• Given task: Copy each line below that contains "whatsapp".

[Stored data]
|---|

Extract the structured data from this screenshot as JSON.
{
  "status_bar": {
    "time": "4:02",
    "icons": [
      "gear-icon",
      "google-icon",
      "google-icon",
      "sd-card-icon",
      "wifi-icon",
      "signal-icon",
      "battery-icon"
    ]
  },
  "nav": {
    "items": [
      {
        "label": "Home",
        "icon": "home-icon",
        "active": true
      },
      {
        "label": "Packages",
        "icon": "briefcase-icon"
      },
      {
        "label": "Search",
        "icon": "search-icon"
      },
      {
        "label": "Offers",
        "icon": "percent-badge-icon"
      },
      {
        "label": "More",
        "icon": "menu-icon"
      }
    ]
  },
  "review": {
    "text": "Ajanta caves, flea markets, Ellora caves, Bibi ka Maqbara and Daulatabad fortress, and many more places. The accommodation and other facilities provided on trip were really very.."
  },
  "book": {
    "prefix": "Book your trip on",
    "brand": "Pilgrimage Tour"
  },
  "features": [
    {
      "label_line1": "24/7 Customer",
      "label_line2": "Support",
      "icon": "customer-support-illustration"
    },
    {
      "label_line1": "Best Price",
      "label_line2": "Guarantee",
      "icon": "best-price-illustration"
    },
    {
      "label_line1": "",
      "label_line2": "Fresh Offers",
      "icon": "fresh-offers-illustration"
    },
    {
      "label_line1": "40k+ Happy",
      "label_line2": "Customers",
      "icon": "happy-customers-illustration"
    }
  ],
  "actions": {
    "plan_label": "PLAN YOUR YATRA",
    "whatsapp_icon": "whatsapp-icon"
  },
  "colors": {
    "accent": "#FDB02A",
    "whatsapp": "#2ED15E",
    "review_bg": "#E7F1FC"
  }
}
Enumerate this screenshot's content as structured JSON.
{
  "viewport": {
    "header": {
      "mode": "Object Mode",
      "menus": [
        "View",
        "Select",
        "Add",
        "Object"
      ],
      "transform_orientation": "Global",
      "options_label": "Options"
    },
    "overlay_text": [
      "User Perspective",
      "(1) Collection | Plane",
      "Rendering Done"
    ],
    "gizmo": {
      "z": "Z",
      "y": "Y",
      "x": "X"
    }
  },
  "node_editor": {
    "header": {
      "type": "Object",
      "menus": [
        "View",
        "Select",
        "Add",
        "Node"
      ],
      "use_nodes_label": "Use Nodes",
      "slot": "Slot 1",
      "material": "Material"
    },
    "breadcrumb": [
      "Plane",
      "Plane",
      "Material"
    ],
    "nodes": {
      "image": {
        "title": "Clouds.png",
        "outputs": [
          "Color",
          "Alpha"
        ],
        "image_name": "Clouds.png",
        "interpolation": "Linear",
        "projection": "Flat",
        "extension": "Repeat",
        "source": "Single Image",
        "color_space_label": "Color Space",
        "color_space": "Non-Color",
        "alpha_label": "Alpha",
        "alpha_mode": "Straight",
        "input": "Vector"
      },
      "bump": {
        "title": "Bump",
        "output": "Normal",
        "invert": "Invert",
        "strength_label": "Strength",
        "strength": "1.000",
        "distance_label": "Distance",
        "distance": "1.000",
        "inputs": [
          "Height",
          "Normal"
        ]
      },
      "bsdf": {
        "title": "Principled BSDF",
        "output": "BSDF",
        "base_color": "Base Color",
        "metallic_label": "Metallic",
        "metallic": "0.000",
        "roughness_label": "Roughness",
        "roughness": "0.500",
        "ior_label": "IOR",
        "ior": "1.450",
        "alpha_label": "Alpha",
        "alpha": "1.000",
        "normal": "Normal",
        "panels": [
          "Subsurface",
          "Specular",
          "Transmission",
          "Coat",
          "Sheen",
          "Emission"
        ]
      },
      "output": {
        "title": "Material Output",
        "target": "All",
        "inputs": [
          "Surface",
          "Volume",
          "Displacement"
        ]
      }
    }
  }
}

|---|

• Finished task:
    "whatsapp_icon": "whatsapp-icon"
    "whatsapp": "#2ED15E",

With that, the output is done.